Instructions for the task: Reproduce, word for word, the part of the listing below that starts with the line containing "limit-box [353, 756, 667, 844]" and ends with the line containing "feedback-line [680, 80, 889, 757]", including both of those lines.

Data excerpts:
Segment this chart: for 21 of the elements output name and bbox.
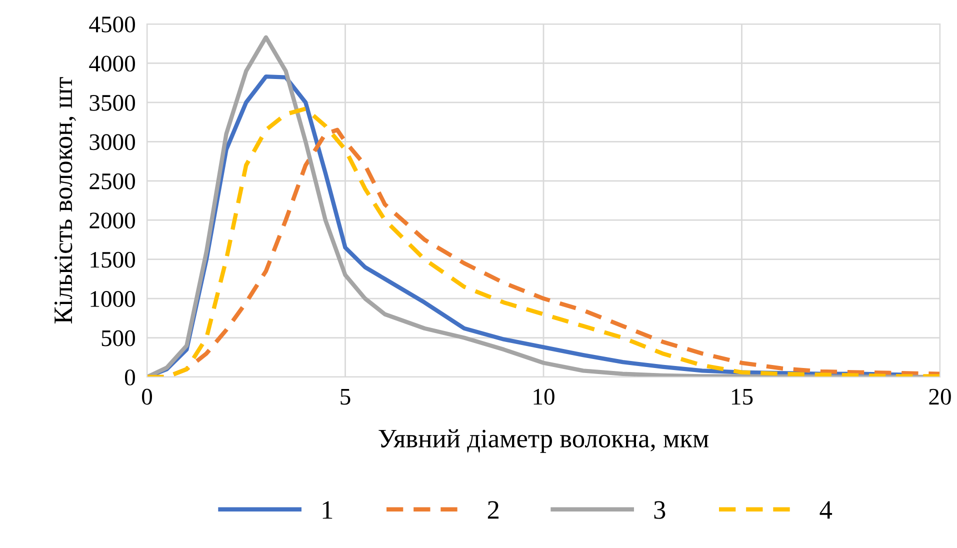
x-tick-label: 10 [534,388,554,405]
y-tick-label: 1000 [90,291,135,307]
y-axis-title: Кількість волокон, шт [54,77,76,324]
y-tick-label: 500 [102,330,135,346]
x-tick-label: 20 [929,388,951,405]
y-tick-label: 4500 [89,16,135,32]
legend-label: 2 [488,501,499,519]
y-tick-label: 2000 [90,212,135,229]
y-tick-label: 3000 [90,134,135,150]
y-tick-label: 1500 [90,252,135,268]
legend-label: 3 [654,501,666,519]
y-tick-label: 0 [124,369,135,386]
x-axis-title: Уявний діаметр волокна, мкм [378,429,709,453]
x-tick-label: 15 [732,388,753,405]
legend-label: 4 [820,501,832,519]
y-tick-label: 3500 [90,94,135,111]
x-tick-label: 5 [340,389,350,405]
x-tick-label: 0 [142,388,152,405]
y-tick-label: 4000 [89,56,135,72]
y-tick-label: 2500 [90,173,135,190]
legend-label: 1 [322,501,332,519]
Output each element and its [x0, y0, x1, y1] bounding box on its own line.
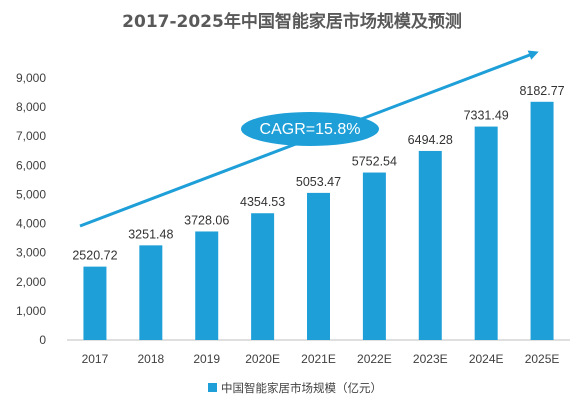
- legend: 中国智能家居市场规模（亿元）: [208, 381, 382, 395]
- cagr-ellipse: [241, 112, 379, 146]
- y-tick-label: 9,000: [16, 71, 46, 85]
- data-label: 3251.48: [128, 227, 173, 241]
- x-tick-label: 2018: [137, 352, 164, 366]
- y-tick-label: 5,000: [16, 187, 46, 201]
- x-tick-label: 2020E: [245, 352, 280, 366]
- x-tick-label: 2023E: [413, 352, 448, 366]
- x-tick-label: 2022E: [357, 352, 392, 366]
- data-label: 6494.28: [408, 133, 453, 147]
- x-tick-label: 2021E: [301, 352, 336, 366]
- bar-series: [83, 101, 554, 341]
- y-tick-label: 4,000: [16, 217, 46, 231]
- bar: [530, 101, 554, 341]
- y-tick-label: 0: [39, 333, 46, 347]
- bar: [83, 266, 107, 340]
- data-labels: 2520.72 3251.48 3728.06 4354.53 5053.47 5752.…: [72, 84, 564, 263]
- bar: [418, 150, 442, 340]
- legend-swatch: [208, 383, 217, 392]
- bar: [195, 231, 219, 340]
- chart-title: 2017-2025年中国智能家居市场规模及预测: [122, 11, 462, 32]
- x-axis-ticks: 2017 2018 2019 2020E 2021E 2022E 2023E 2024E 202…: [82, 352, 560, 366]
- cagr-annotation: CAGR=15.8%: [260, 121, 361, 138]
- y-tick-label: 3,000: [16, 246, 46, 260]
- bar: [139, 245, 163, 340]
- bar: [362, 172, 386, 340]
- x-tick-label: 2025E: [525, 352, 560, 366]
- y-axis-ticks: 0 1,000 2,000 3,000 4,000 5,000 6,000 7,000 8,00…: [16, 71, 46, 347]
- data-label: 5053.47: [296, 175, 341, 189]
- y-tick-label: 1,000: [16, 304, 46, 318]
- data-label: 2520.72: [72, 249, 117, 263]
- legend-label: 中国智能家居市场规模（亿元）: [221, 381, 382, 395]
- y-tick-label: 6,000: [16, 158, 46, 172]
- data-label: 7331.49: [464, 109, 509, 123]
- bar: [474, 126, 498, 341]
- y-tick-label: 8,000: [16, 100, 46, 114]
- data-label: 3728.06: [184, 213, 229, 227]
- x-tick-label: 2024E: [469, 352, 504, 366]
- data-label: 4354.53: [240, 195, 285, 209]
- x-tick-label: 2017: [82, 352, 109, 366]
- x-tick-label: 2019: [193, 352, 220, 366]
- data-label: 8182.77: [519, 84, 564, 98]
- y-tick-label: 2,000: [16, 275, 46, 289]
- y-tick-label: 7,000: [16, 129, 46, 143]
- data-label: 5752.54: [352, 155, 397, 169]
- bar: [251, 213, 275, 340]
- bar: [307, 192, 330, 340]
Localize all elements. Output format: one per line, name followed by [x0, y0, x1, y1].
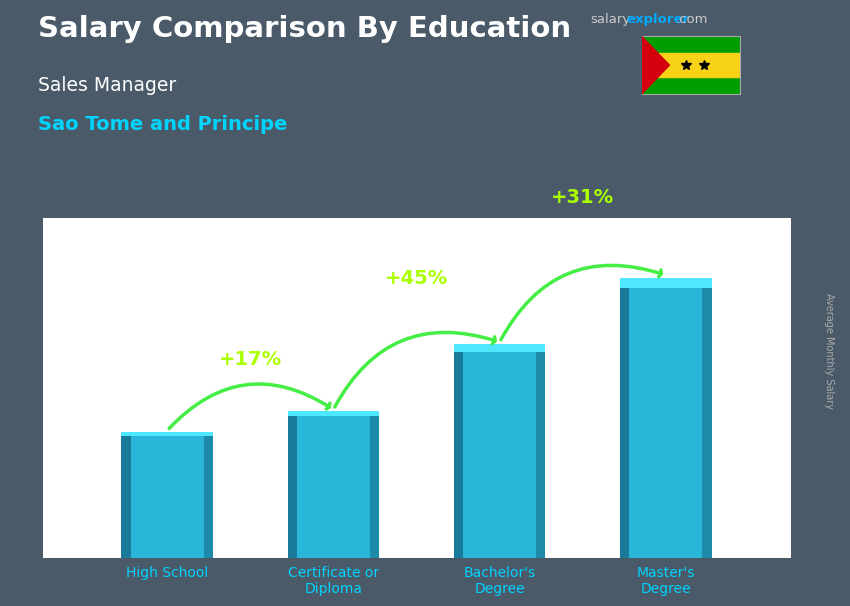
Bar — [454, 344, 463, 558]
Bar — [287, 411, 379, 558]
Bar — [287, 411, 379, 416]
Bar — [287, 411, 297, 558]
Bar — [454, 344, 546, 351]
Bar — [702, 278, 711, 558]
Bar — [536, 344, 546, 558]
Text: Salary Comparison By Education: Salary Comparison By Education — [38, 15, 571, 43]
Polygon shape — [642, 36, 670, 94]
Text: +31%: +31% — [551, 188, 615, 207]
Bar — [454, 344, 546, 558]
Bar — [122, 432, 131, 558]
Bar — [620, 278, 711, 558]
Text: +45%: +45% — [385, 268, 448, 288]
Bar — [204, 432, 212, 558]
Text: +17%: +17% — [218, 350, 282, 369]
Bar — [122, 432, 212, 558]
Bar — [370, 411, 379, 558]
Text: Average Monthly Salary: Average Monthly Salary — [824, 293, 834, 410]
Text: 7,780,000 STD: 7,780,000 STD — [98, 418, 179, 427]
Text: Sales Manager: Sales Manager — [38, 76, 177, 95]
Text: Sao Tome and Principe: Sao Tome and Principe — [38, 115, 287, 134]
Bar — [620, 278, 629, 558]
Text: explorer: explorer — [626, 13, 689, 26]
Text: 17,300,000 STD: 17,300,000 STD — [676, 264, 765, 273]
Text: 9,070,000 STD: 9,070,000 STD — [264, 396, 346, 407]
Bar — [122, 432, 212, 436]
Bar — [642, 53, 740, 77]
Text: .com: .com — [676, 13, 708, 26]
Text: salary: salary — [591, 13, 631, 26]
Bar — [620, 278, 711, 288]
Text: 13,200,000 STD: 13,200,000 STD — [430, 330, 518, 340]
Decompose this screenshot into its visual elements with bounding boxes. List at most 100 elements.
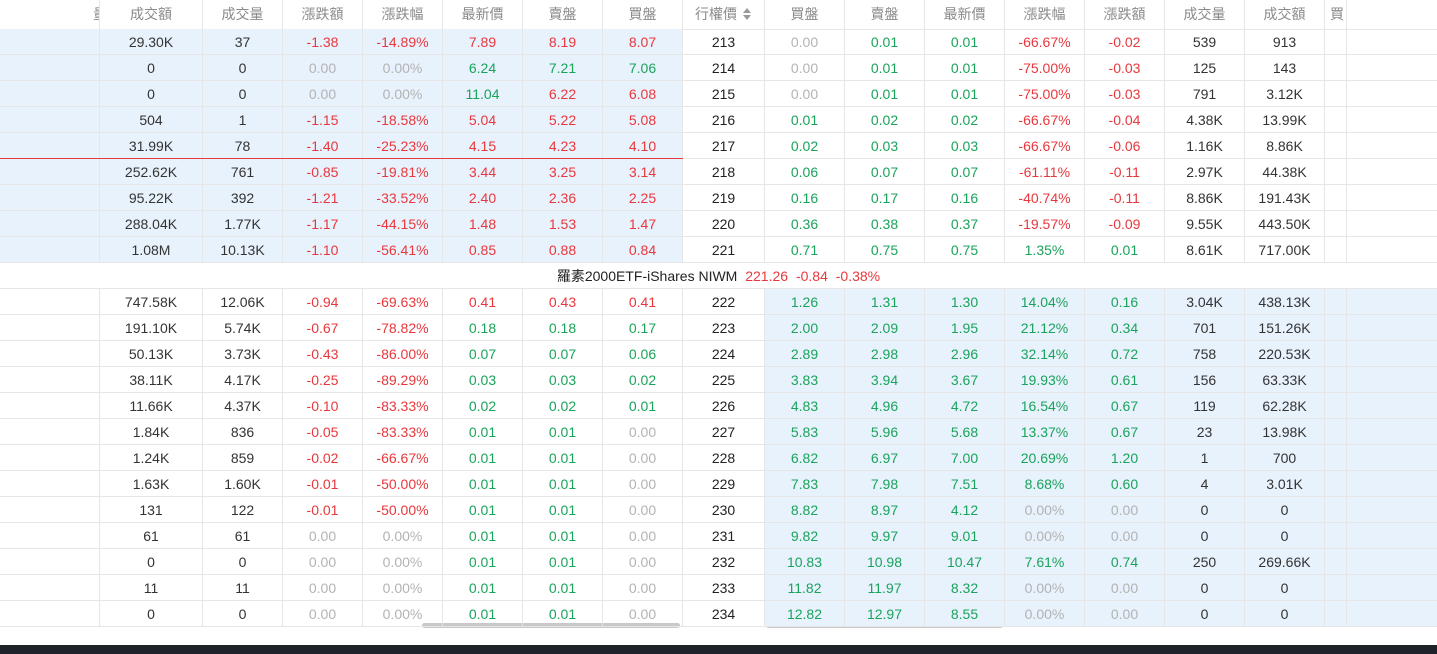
cell	[0, 445, 100, 471]
call-cell: 0.02	[443, 393, 523, 419]
put-cell: 119	[1165, 393, 1245, 419]
call-cell: 11.66K	[100, 393, 203, 419]
put-cell: 44.38K	[1245, 159, 1325, 185]
call-cell: 0.00	[283, 523, 363, 549]
underlying-row: 羅素2000ETF-iShares NIWM 221.26 -0.84 -0.3…	[0, 263, 1437, 289]
call-cell: 0.00	[283, 81, 363, 107]
put-cell: 8.82	[765, 497, 845, 523]
call-cell: -25.23%	[363, 133, 443, 159]
cell	[1347, 55, 1437, 81]
strike: 215	[683, 81, 765, 107]
put-cell: 0.00	[765, 55, 845, 81]
strike: 217	[683, 133, 765, 159]
call-cell: 504	[100, 107, 203, 133]
header-label: 量	[93, 0, 99, 29]
call-cell: 0.01	[443, 419, 523, 445]
call-cell: 0.01	[443, 575, 523, 601]
scrollbar[interactable]	[422, 623, 680, 628]
call-cell: 1.84K	[100, 419, 203, 445]
put-cell: 758	[1165, 341, 1245, 367]
column-header: 成交額	[1245, 0, 1325, 30]
call-cell: 859	[203, 445, 283, 471]
column-header[interactable]: 行權價	[683, 0, 765, 30]
cell	[0, 523, 100, 549]
call-cell: 0.01	[523, 445, 603, 471]
call-cell: 0	[100, 81, 203, 107]
put-cell: 3.83	[765, 367, 845, 393]
call-cell: 0.01	[443, 497, 523, 523]
header-label: 最新價	[461, 6, 504, 22]
put-cell: -66.67%	[1005, 133, 1085, 159]
cell	[0, 289, 100, 315]
header-filler	[1347, 0, 1437, 30]
put-cell: 0	[1245, 601, 1325, 627]
call-cell: 0.00%	[363, 575, 443, 601]
call-cell: 0.85	[443, 237, 523, 263]
call-cell: 3.25	[523, 159, 603, 185]
put-cell: 0.75	[925, 237, 1005, 263]
call-cell: 1.77K	[203, 211, 283, 237]
call-cell: 0.01	[523, 601, 603, 627]
column-header: 買	[1325, 0, 1347, 30]
cell	[1325, 211, 1347, 237]
cell	[0, 55, 100, 81]
call-cell: 0.18	[523, 315, 603, 341]
put-cell: 1.95	[925, 315, 1005, 341]
call-cell: 1.63K	[100, 471, 203, 497]
put-cell: -75.00%	[1005, 81, 1085, 107]
put-cell: 1	[1165, 445, 1245, 471]
strike: 223	[683, 315, 765, 341]
call-cell: 50.13K	[100, 341, 203, 367]
call-cell: -0.05	[283, 419, 363, 445]
call-cell: -33.52%	[363, 185, 443, 211]
put-cell: 0	[1245, 575, 1325, 601]
put-cell: 14.04%	[1005, 289, 1085, 315]
cell	[1347, 159, 1437, 185]
put-cell: 2.09	[845, 315, 925, 341]
cell	[1347, 471, 1437, 497]
put-cell: 700	[1245, 445, 1325, 471]
cell	[0, 601, 100, 627]
strike: 228	[683, 445, 765, 471]
put-cell: 4.12	[925, 497, 1005, 523]
call-cell: 5.08	[603, 107, 683, 133]
put-cell: 13.99K	[1245, 107, 1325, 133]
call-cell: 8.19	[523, 29, 603, 55]
put-cell: 250	[1165, 549, 1245, 575]
call-cell: 0.01	[443, 549, 523, 575]
put-cell: 0.00	[1085, 601, 1165, 627]
strike: 219	[683, 185, 765, 211]
call-cell: 0.03	[443, 367, 523, 393]
sort-icon[interactable]	[742, 7, 752, 21]
cell	[1325, 367, 1347, 393]
put-cell: 0.67	[1085, 393, 1165, 419]
strike: 234	[683, 601, 765, 627]
call-cell: -0.94	[283, 289, 363, 315]
put-cell: -0.02	[1085, 29, 1165, 55]
call-cell: 0	[100, 601, 203, 627]
put-cell: 7.51	[925, 471, 1005, 497]
header-label: 漲跌幅	[381, 6, 424, 22]
cell	[0, 107, 100, 133]
strike: 221	[683, 237, 765, 263]
call-cell: 11	[100, 575, 203, 601]
call-cell: 0.07	[443, 341, 523, 367]
call-cell: -0.85	[283, 159, 363, 185]
put-cell: 191.43K	[1245, 185, 1325, 211]
call-cell: 0.84	[603, 237, 683, 263]
cell	[1325, 471, 1347, 497]
put-cell: 438.13K	[1245, 289, 1325, 315]
underlying-change: -0.84	[795, 268, 828, 284]
put-cell: 0.36	[765, 211, 845, 237]
call-cell: 0.00	[283, 55, 363, 81]
put-cell: 3.67	[925, 367, 1005, 393]
cell	[0, 133, 100, 159]
put-cell: 2.00	[765, 315, 845, 341]
cell	[1325, 549, 1347, 575]
cell	[0, 211, 100, 237]
put-cell: 0	[1165, 497, 1245, 523]
call-cell: -86.00%	[363, 341, 443, 367]
call-cell: 38.11K	[100, 367, 203, 393]
call-cell: 78	[203, 133, 283, 159]
cell	[1325, 523, 1347, 549]
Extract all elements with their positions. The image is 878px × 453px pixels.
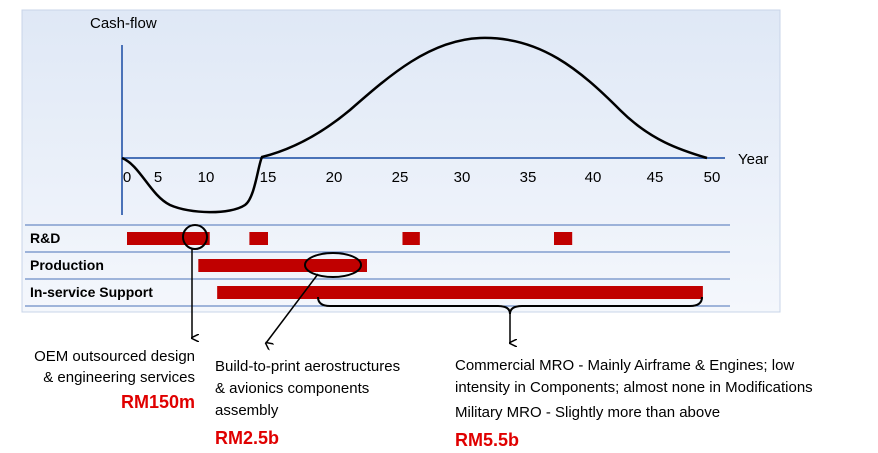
bar [402, 232, 420, 245]
bar [249, 232, 268, 245]
x-tick-label: 15 [260, 169, 277, 186]
note-value: RM5.5b [455, 430, 519, 450]
bar [127, 232, 210, 245]
note-text: OEM outsourced design [34, 348, 195, 365]
x-tick-label: 25 [392, 169, 409, 186]
note-text: & engineering services [43, 369, 195, 386]
x-tick-label: 5 [154, 169, 162, 186]
y-axis-label: Cash-flow [90, 15, 157, 32]
bar [198, 259, 367, 272]
x-tick-label: 45 [647, 169, 664, 186]
row-label: R&D [30, 230, 60, 246]
note-value: RM2.5b [215, 428, 279, 448]
row-label: Production [30, 257, 104, 273]
note-text: assembly [215, 402, 279, 419]
note-text: & avionics components [215, 380, 369, 397]
highlight-circle [182, 224, 208, 250]
note-text: Military MRO - Slightly more than above [455, 404, 720, 421]
cash-flow-curve [121, 36, 708, 214]
x-tick-label: 10 [198, 169, 215, 186]
x-axis-label: Year [738, 151, 768, 168]
x-tick-label: 20 [326, 169, 343, 186]
x-tick-label: 40 [585, 169, 602, 186]
bar [217, 286, 703, 299]
row-label: In-service Support [30, 284, 153, 300]
arrow [266, 273, 319, 343]
panel [21, 9, 781, 313]
bar [554, 232, 573, 245]
x-tick-label: 0 [123, 169, 131, 186]
note-text: intensity in Components; almost none in … [455, 379, 813, 396]
x-tick-label: 50 [704, 169, 721, 186]
note-text: Commercial MRO - Mainly Airframe & Engin… [455, 357, 794, 374]
note-text: Build-to-print aerostructures [215, 358, 400, 375]
x-tick-label: 35 [520, 169, 537, 186]
x-tick-label: 30 [454, 169, 471, 186]
note-value: RM150m [121, 392, 195, 412]
highlight-ellipse [304, 252, 362, 278]
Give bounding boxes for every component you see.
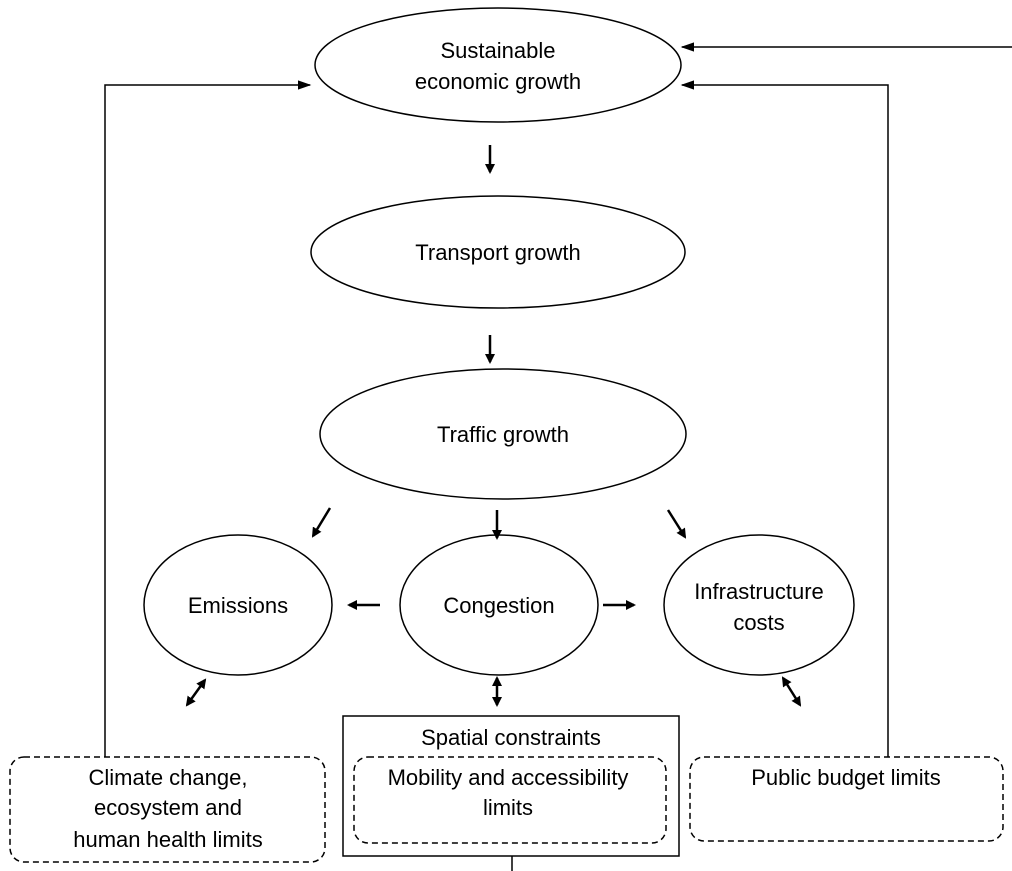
limit-box [353, 756, 667, 844]
node-ellipse [310, 195, 686, 309]
limit-label: Public budget limits [751, 765, 941, 790]
feedback-line [104, 80, 312, 757]
node-ellipse [314, 7, 682, 123]
node-ellipse [143, 534, 333, 676]
limit-label: Mobility and accessibility limits [388, 765, 629, 820]
limit-box [689, 756, 1004, 842]
node-ellipse [319, 368, 687, 500]
node-label: Sustainable economic growth [415, 38, 581, 94]
feedback-line [680, 80, 889, 757]
node-label: Infrastructure costs [694, 579, 824, 635]
arrows [185, 145, 802, 707]
arrow [666, 509, 687, 539]
node-label: Traffic growth [437, 422, 569, 447]
limit-label: Climate change, ecosystem and human health… [73, 765, 263, 852]
node-ellipse [663, 534, 855, 676]
double-arrow [781, 676, 802, 707]
node-label: Transport growth [415, 240, 580, 265]
arrow [311, 507, 332, 538]
constraint-title: Spatial constraints [421, 725, 601, 750]
node-label: Emissions [188, 593, 288, 618]
limit-box [9, 756, 326, 863]
node-label: Congestion [443, 593, 554, 618]
double-arrow [185, 678, 207, 707]
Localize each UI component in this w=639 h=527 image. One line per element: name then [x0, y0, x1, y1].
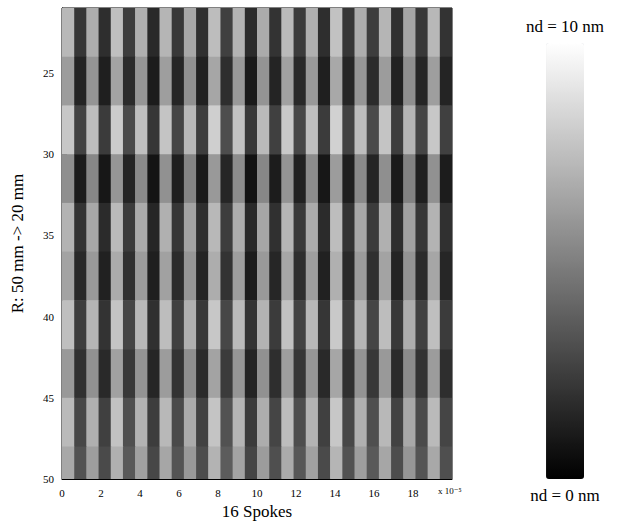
svg-text:6: 6	[176, 487, 182, 499]
svg-text:0: 0	[59, 487, 65, 499]
svg-text:18: 18	[408, 487, 420, 499]
svg-text:R: 50 mm -> 20 mm: R: 50 mm -> 20 mm	[8, 174, 27, 313]
svg-text:30: 30	[43, 148, 55, 160]
svg-text:50: 50	[43, 473, 55, 485]
svg-text:x 10⁻⁵: x 10⁻⁵	[438, 486, 462, 496]
svg-text:10: 10	[252, 487, 264, 499]
svg-text:40: 40	[43, 311, 55, 323]
svg-text:nd = 10 nm: nd = 10 nm	[526, 17, 604, 36]
svg-text:16 Spokes: 16 Spokes	[222, 502, 292, 521]
svg-text:45: 45	[43, 392, 55, 404]
svg-text:16: 16	[369, 487, 381, 499]
svg-text:25: 25	[43, 67, 55, 79]
svg-text:35: 35	[43, 229, 55, 241]
svg-text:14: 14	[330, 487, 342, 499]
svg-text:8: 8	[215, 487, 221, 499]
svg-text:4: 4	[137, 487, 143, 499]
svg-text:2: 2	[98, 487, 104, 499]
svg-text:nd = 0 nm: nd = 0 nm	[530, 486, 600, 505]
svg-text:12: 12	[291, 487, 302, 499]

Correct response:
limit-box [353, 756, 667, 844]
node-ellipse [310, 195, 686, 309]
limit-label: Public budget limits [751, 765, 941, 790]
feedback-line [104, 80, 312, 757]
node-ellipse [314, 7, 682, 123]
node-ellipse [143, 534, 333, 676]
limit-label: Mobility and accessibility limits [388, 765, 629, 820]
limit-box [689, 756, 1004, 842]
node-ellipse [319, 368, 687, 500]
node-label: Sustainable economic growth [415, 38, 581, 94]
feedback-line [680, 80, 889, 757]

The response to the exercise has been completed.